> **Exercise task**
From the entries below, extract every line that includes the word "Singapore".

(Records that describe figures)
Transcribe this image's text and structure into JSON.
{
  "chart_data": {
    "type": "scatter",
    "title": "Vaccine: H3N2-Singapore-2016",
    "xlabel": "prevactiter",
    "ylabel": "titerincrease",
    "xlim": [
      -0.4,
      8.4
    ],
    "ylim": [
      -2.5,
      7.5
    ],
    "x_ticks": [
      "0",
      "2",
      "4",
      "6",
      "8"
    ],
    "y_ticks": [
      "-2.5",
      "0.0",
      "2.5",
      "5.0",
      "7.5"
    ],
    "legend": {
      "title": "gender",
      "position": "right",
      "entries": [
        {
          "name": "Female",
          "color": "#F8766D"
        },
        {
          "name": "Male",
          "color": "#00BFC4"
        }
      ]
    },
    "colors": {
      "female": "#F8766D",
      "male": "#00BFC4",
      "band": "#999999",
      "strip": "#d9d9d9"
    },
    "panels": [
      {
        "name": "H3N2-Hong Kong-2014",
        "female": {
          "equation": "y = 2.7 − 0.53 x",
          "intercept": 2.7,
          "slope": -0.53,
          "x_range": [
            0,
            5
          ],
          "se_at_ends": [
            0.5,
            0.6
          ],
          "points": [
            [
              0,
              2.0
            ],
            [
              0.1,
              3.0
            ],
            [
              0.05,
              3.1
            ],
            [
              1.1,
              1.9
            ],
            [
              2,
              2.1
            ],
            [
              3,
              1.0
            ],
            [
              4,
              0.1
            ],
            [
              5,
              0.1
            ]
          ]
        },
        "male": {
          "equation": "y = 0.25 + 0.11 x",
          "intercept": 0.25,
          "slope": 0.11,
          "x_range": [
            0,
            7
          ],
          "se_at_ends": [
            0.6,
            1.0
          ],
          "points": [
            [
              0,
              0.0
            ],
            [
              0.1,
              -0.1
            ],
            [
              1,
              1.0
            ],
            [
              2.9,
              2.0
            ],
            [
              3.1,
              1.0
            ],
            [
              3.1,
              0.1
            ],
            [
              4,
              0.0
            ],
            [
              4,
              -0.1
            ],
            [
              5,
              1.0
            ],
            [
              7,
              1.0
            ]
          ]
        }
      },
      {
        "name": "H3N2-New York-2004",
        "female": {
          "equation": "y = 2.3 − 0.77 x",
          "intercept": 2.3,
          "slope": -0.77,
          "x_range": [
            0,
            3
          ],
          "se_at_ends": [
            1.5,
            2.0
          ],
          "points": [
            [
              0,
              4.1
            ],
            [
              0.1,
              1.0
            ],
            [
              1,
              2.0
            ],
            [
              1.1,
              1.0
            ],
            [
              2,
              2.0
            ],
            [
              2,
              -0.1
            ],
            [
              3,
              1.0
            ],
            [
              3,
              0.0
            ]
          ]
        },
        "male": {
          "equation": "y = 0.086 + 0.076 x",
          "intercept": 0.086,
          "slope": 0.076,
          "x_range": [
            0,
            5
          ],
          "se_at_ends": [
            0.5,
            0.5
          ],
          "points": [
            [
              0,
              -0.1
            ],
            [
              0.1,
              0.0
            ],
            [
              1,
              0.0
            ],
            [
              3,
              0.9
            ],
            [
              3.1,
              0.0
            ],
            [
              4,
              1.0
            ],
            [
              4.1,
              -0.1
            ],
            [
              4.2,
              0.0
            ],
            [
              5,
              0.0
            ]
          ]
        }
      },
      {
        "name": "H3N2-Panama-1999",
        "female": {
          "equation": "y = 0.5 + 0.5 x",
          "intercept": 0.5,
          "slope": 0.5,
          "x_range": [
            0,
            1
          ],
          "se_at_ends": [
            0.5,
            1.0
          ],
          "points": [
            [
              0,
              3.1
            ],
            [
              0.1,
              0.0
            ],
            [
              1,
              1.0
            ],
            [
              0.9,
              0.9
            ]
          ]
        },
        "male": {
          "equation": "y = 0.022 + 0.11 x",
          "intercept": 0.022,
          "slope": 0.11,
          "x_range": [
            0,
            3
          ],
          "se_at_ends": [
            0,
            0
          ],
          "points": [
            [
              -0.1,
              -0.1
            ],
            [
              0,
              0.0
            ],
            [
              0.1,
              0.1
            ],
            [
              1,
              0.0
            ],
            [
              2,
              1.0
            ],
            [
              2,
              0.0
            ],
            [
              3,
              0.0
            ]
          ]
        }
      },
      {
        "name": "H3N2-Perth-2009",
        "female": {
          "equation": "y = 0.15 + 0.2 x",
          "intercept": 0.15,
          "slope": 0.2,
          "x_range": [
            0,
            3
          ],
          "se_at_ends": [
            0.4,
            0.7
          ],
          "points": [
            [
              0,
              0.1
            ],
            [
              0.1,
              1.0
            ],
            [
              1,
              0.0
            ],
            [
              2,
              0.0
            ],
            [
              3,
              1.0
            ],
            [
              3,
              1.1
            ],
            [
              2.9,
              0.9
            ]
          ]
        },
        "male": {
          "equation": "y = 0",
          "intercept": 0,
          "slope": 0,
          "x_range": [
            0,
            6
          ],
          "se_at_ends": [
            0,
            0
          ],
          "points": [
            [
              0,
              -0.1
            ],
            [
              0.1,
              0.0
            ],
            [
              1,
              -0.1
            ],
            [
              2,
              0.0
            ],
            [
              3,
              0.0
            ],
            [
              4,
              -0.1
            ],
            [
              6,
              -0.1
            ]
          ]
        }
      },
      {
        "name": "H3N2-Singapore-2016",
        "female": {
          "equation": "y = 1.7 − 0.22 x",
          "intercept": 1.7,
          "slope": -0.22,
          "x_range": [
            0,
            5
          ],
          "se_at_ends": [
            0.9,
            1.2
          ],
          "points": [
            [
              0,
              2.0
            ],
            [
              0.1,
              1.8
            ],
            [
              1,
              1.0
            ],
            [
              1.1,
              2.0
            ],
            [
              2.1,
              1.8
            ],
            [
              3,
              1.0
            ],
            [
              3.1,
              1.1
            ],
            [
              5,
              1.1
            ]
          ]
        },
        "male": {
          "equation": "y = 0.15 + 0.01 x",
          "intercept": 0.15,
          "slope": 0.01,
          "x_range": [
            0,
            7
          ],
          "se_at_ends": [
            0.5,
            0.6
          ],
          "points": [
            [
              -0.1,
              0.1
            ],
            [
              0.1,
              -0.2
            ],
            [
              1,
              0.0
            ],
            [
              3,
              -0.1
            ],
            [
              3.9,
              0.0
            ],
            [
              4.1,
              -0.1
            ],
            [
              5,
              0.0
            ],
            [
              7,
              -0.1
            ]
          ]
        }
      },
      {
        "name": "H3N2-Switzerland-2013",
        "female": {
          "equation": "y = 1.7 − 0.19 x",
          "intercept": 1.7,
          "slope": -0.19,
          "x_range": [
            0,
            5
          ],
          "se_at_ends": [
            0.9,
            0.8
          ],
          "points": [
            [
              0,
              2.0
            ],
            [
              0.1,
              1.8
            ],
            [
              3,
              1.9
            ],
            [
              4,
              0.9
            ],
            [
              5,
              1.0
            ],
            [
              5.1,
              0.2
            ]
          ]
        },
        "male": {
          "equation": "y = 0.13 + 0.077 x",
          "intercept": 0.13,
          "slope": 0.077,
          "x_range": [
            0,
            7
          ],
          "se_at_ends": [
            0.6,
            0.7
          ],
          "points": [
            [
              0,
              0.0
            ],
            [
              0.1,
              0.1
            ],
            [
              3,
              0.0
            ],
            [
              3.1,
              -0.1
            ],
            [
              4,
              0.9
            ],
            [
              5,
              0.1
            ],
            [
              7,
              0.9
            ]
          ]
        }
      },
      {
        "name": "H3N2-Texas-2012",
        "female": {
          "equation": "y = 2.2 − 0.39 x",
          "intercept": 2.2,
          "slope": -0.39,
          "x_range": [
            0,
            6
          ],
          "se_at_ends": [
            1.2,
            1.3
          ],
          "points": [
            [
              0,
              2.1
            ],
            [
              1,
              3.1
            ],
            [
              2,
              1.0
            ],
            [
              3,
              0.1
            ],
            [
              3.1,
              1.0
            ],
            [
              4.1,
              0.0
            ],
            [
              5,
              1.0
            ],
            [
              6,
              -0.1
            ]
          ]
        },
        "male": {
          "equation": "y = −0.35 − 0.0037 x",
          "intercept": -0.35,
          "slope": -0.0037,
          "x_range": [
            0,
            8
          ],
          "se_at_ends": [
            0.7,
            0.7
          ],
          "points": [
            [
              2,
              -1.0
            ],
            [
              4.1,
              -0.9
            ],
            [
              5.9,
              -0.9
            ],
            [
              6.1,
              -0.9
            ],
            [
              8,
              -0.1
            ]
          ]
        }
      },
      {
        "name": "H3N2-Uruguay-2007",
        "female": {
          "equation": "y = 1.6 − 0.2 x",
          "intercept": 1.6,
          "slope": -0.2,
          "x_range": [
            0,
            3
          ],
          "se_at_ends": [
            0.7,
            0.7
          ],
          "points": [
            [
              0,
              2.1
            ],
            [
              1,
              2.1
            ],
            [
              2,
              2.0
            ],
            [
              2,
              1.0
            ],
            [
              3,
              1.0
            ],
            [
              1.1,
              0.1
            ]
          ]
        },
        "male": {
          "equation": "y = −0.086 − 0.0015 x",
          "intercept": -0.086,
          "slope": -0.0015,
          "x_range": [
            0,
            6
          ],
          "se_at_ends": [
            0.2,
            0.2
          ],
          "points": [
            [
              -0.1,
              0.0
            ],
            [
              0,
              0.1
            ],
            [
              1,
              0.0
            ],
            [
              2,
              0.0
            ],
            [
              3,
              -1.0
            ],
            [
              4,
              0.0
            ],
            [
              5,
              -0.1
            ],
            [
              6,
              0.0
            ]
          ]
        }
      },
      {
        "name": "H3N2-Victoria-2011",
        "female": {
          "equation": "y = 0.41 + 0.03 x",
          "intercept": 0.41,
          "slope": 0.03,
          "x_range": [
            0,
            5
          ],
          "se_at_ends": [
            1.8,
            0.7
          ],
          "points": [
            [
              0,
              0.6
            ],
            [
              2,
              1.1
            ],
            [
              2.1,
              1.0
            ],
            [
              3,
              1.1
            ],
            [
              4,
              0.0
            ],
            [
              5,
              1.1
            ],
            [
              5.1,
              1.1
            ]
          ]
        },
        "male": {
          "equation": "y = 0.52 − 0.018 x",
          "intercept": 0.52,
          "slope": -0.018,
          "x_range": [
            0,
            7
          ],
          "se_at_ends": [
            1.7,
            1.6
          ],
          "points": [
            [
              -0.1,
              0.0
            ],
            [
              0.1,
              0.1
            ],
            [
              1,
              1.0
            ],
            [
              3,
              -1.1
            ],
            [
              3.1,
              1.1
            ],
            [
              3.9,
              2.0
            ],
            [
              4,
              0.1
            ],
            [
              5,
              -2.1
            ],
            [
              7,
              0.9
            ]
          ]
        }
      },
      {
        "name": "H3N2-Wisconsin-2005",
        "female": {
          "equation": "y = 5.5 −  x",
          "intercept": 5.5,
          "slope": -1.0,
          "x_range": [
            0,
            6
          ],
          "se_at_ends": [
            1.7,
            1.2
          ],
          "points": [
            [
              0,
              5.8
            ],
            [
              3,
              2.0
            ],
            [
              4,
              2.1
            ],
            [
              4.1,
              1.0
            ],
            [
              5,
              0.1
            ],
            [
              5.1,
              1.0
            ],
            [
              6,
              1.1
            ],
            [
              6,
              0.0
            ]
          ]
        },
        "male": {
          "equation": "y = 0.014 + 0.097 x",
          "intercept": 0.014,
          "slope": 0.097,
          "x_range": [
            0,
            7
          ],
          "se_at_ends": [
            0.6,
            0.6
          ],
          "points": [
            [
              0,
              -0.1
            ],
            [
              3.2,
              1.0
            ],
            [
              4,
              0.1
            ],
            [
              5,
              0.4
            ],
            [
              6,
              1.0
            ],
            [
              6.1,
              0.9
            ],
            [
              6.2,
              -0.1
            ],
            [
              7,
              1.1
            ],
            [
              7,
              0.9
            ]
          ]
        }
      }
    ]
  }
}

> **Completed exercise**
    "title": "Vaccine: H3N2-Singapore-2016",
        "name": "H3N2-Singapore-2016",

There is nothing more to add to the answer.